■ **DATA TO USE**
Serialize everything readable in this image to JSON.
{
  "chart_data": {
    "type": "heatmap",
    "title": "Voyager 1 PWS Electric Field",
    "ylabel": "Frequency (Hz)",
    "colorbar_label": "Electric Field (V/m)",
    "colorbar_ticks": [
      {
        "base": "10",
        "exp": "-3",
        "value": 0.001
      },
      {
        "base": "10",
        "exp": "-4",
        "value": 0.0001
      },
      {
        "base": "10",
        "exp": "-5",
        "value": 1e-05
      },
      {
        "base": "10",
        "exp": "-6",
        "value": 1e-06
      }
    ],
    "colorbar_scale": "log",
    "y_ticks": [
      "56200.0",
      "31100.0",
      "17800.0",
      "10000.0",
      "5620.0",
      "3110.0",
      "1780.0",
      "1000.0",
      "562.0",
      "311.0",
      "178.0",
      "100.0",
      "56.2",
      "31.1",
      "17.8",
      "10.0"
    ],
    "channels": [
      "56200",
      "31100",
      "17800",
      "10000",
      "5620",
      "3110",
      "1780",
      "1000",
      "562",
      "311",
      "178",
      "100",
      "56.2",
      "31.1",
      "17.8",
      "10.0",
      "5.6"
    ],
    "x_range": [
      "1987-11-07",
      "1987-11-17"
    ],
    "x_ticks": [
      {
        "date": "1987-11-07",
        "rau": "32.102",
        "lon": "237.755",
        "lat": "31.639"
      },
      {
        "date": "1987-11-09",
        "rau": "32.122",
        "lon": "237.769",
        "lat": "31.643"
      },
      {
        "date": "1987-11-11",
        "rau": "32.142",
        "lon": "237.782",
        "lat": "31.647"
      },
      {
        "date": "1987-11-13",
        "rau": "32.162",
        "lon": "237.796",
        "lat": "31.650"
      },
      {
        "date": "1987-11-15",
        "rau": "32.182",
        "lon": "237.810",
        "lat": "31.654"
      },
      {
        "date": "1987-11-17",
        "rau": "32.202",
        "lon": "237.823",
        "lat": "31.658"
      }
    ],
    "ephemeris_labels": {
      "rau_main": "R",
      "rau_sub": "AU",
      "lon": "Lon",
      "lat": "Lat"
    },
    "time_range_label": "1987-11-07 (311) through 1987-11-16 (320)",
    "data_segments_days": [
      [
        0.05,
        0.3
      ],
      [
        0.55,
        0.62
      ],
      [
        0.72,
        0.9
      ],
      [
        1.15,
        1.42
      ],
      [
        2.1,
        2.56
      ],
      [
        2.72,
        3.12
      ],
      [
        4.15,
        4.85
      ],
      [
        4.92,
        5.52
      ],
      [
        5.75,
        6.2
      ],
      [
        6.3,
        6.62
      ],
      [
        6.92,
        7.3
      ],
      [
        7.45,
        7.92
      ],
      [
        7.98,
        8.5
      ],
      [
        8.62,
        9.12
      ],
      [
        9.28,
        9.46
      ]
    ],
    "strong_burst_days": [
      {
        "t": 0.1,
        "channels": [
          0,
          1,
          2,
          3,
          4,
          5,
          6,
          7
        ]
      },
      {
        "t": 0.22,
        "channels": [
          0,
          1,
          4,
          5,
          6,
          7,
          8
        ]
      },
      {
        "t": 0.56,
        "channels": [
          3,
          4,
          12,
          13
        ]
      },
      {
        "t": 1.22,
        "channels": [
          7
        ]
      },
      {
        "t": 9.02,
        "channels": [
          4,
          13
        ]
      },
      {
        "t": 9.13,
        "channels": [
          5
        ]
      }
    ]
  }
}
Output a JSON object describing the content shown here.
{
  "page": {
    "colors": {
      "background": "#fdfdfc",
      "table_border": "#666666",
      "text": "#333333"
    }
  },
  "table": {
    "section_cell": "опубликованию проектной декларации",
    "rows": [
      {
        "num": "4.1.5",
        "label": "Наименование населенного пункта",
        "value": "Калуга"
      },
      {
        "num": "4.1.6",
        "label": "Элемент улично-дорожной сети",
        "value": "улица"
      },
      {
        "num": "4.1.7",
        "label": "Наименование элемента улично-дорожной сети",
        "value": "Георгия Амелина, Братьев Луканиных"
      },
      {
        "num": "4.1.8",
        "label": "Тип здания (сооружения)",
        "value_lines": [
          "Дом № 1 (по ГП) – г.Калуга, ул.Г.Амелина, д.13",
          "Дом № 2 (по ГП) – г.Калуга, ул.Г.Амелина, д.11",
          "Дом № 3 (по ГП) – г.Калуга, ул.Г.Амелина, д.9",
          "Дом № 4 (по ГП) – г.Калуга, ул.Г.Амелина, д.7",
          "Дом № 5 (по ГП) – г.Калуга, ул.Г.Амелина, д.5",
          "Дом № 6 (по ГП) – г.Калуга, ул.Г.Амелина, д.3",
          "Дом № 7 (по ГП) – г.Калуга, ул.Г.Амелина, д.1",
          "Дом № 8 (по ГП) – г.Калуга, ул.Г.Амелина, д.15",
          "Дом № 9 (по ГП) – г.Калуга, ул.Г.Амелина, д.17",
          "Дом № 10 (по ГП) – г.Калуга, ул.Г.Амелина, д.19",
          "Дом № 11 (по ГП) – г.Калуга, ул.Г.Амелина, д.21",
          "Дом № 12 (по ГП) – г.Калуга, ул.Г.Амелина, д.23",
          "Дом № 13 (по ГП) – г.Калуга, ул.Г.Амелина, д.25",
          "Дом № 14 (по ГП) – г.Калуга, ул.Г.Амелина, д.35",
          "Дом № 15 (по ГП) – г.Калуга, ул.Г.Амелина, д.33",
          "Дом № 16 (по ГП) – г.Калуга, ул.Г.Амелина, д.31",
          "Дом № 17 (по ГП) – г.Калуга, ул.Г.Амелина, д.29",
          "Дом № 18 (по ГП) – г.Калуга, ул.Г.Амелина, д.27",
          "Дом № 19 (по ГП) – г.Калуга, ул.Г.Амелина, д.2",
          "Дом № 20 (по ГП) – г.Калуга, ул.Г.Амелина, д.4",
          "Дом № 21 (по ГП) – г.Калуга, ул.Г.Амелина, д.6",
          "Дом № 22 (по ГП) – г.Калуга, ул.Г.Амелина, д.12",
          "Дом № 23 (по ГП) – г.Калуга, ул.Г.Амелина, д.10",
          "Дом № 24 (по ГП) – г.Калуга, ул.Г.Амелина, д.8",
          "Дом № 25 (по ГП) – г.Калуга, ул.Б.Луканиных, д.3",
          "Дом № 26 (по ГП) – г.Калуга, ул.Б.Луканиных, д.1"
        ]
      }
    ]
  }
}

■ **SHORT TASK**
From the listing above, copy all lines holding the word "дорожной".

■ **FINAL RESULT**
        "label": "Элемент улично-дорожной сети",
        "label": "Наименование элемента улично-дорожной сети",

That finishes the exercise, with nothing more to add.